- YOUR INSTRUCTIONS
Restate the data below word for word. Skip any images it contains.

- INPUT ROWS
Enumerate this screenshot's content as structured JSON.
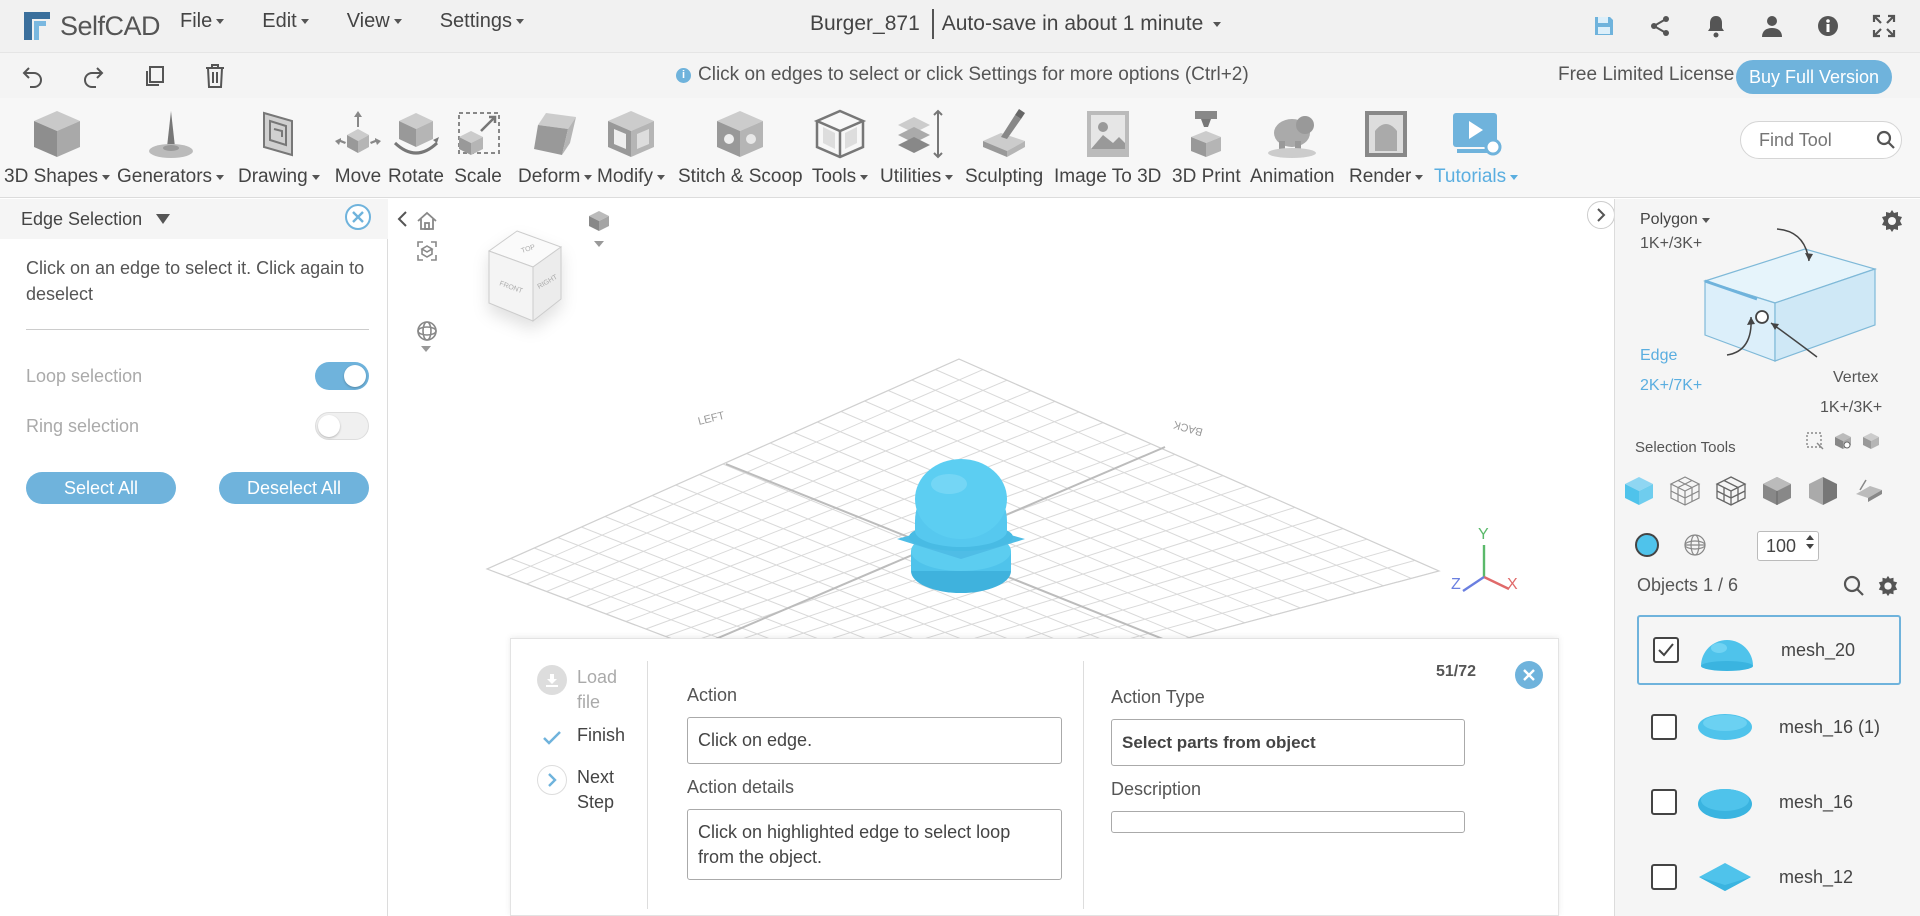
{
  "app": {
    "logo_text": "SelfCAD",
    "menus": [
      "File",
      "Edit",
      "View",
      "Settings"
    ],
    "doc_name": "Burger_871",
    "autosave": "Auto-save in about 1 minute"
  },
  "actionbar": {
    "hint": "Click on edges to select or click Settings for more options (Ctrl+2)",
    "license": "Free Limited License",
    "buy_label": "Buy Full Version"
  },
  "ribbon": {
    "tools": [
      {
        "label": "3D Shapes",
        "dropdown": true
      },
      {
        "label": "Generators",
        "dropdown": true
      },
      {
        "label": "Drawing",
        "dropdown": true
      },
      {
        "label": "Move",
        "dropdown": false
      },
      {
        "label": "Rotate",
        "dropdown": false
      },
      {
        "label": "Scale",
        "dropdown": false
      },
      {
        "label": "Deform",
        "dropdown": true
      },
      {
        "label": "Modify",
        "dropdown": true
      },
      {
        "label": "Stitch & Scoop",
        "dropdown": false
      },
      {
        "label": "Tools",
        "dropdown": true
      },
      {
        "label": "Utilities",
        "dropdown": true
      },
      {
        "label": "Sculpting",
        "dropdown": false
      },
      {
        "label": "Image To 3D",
        "dropdown": false
      },
      {
        "label": "3D Print",
        "dropdown": false
      },
      {
        "label": "Animation",
        "dropdown": false
      },
      {
        "label": "Render",
        "dropdown": true
      },
      {
        "label": "Tutorials",
        "dropdown": true
      }
    ],
    "find_placeholder": "Find Tool"
  },
  "left_panel": {
    "title": "Edge Selection",
    "description": "Click on an edge to select it. Click again to deselect",
    "loop_label": "Loop selection",
    "loop_on": true,
    "ring_label": "Ring selection",
    "ring_on": false,
    "select_all": "Select All",
    "deselect_all": "Deselect All"
  },
  "viewport": {
    "cube_labels": [
      "TOP",
      "FRONT",
      "RIGHT"
    ],
    "grid_labels": [
      "LEFT",
      "BACK"
    ],
    "axes": [
      "Y",
      "Z",
      "X"
    ]
  },
  "tutorial": {
    "steps": [
      "Load file",
      "Finish",
      "Next Step"
    ],
    "action_label": "Action",
    "action_value": "Click on edge.",
    "details_label": "Action details",
    "details_value": "Click on highlighted edge to select loop from the object.",
    "type_label": "Action Type",
    "type_value": "Select parts from object",
    "description_label": "Description",
    "description_value": "",
    "progress": "51/72"
  },
  "right_panel": {
    "polygon_label": "Polygon",
    "polygon_count": "1K+/3K+",
    "edge_label": "Edge",
    "edge_count": "2K+/7K+",
    "vertex_label": "Vertex",
    "vertex_count": "1K+/3K+",
    "selection_tools_label": "Selection Tools",
    "brush_size": "100",
    "objects_label": "Objects 1 / 6",
    "objects": [
      {
        "name": "mesh_20",
        "checked": true,
        "selected": true
      },
      {
        "name": "mesh_16 (1)",
        "checked": false,
        "selected": false
      },
      {
        "name": "mesh_16",
        "checked": false,
        "selected": false
      },
      {
        "name": "mesh_12",
        "checked": false,
        "selected": false
      }
    ]
  },
  "colors": {
    "accent": "#6fb3dc",
    "mesh": "#4fc3eb"
  }
}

- RESPONSE
Enumerate this screenshot's content as structured JSON.
{
  "app": {
    "logo_text": "SelfCAD",
    "menus": [
      "File",
      "Edit",
      "View",
      "Settings"
    ],
    "doc_name": "Burger_871",
    "autosave": "Auto-save in about 1 minute"
  },
  "actionbar": {
    "hint": "Click on edges to select or click Settings for more options (Ctrl+2)",
    "license": "Free Limited License",
    "buy_label": "Buy Full Version"
  },
  "ribbon": {
    "tools": [
      {
        "label": "3D Shapes",
        "dropdown": true
      },
      {
        "label": "Generators",
        "dropdown": true
      },
      {
        "label": "Drawing",
        "dropdown": true
      },
      {
        "label": "Move",
        "dropdown": false
      },
      {
        "label": "Rotate",
        "dropdown": false
      },
      {
        "label": "Scale",
        "dropdown": false
      },
      {
        "label": "Deform",
        "dropdown": true
      },
      {
        "label": "Modify",
        "dropdown": true
      },
      {
        "label": "Stitch & Scoop",
        "dropdown": false
      },
      {
        "label": "Tools",
        "dropdown": true
      },
      {
        "label": "Utilities",
        "dropdown": true
      },
      {
        "label": "Sculpting",
        "dropdown": false
      },
      {
        "label": "Image To 3D",
        "dropdown": false
      },
      {
        "label": "3D Print",
        "dropdown": false
      },
      {
        "label": "Animation",
        "dropdown": false
      },
      {
        "label": "Render",
        "dropdown": true
      },
      {
        "label": "Tutorials",
        "dropdown": true
      }
    ],
    "find_placeholder": "Find Tool"
  },
  "left_panel": {
    "title": "Edge Selection",
    "description": "Click on an edge to select it. Click again to deselect",
    "loop_label": "Loop selection",
    "loop_on": true,
    "ring_label": "Ring selection",
    "ring_on": false,
    "select_all": "Select All",
    "deselect_all": "Deselect All"
  },
  "viewport": {
    "cube_labels": [
      "TOP",
      "FRONT",
      "RIGHT"
    ],
    "grid_labels": [
      "LEFT",
      "BACK"
    ],
    "axes": [
      "Y",
      "Z",
      "X"
    ]
  },
  "tutorial": {
    "steps": [
      "Load file",
      "Finish",
      "Next Step"
    ],
    "action_label": "Action",
    "action_value": "Click on edge.",
    "details_label": "Action details",
    "details_value": "Click on highlighted edge to select loop from the object.",
    "type_label": "Action Type",
    "type_value": "Select parts from object",
    "description_label": "Description",
    "description_value": "",
    "progress": "51/72"
  },
  "right_panel": {
    "polygon_label": "Polygon",
    "polygon_count": "1K+/3K+",
    "edge_label": "Edge",
    "edge_count": "2K+/7K+",
    "vertex_label": "Vertex",
    "vertex_count": "1K+/3K+",
    "selection_tools_label": "Selection Tools",
    "brush_size": "100",
    "objects_label": "Objects 1 / 6",
    "objects": [
      {
        "name": "mesh_20",
        "checked": true,
        "selected": true
      },
      {
        "name": "mesh_16 (1)",
        "checked": false,
        "selected": false
      },
      {
        "name": "mesh_16",
        "checked": false,
        "selected": false
      },
      {
        "name": "mesh_12",
        "checked": false,
        "selected": false
      }
    ]
  },
  "colors": {
    "accent": "#6fb3dc",
    "mesh": "#4fc3eb"
  }
}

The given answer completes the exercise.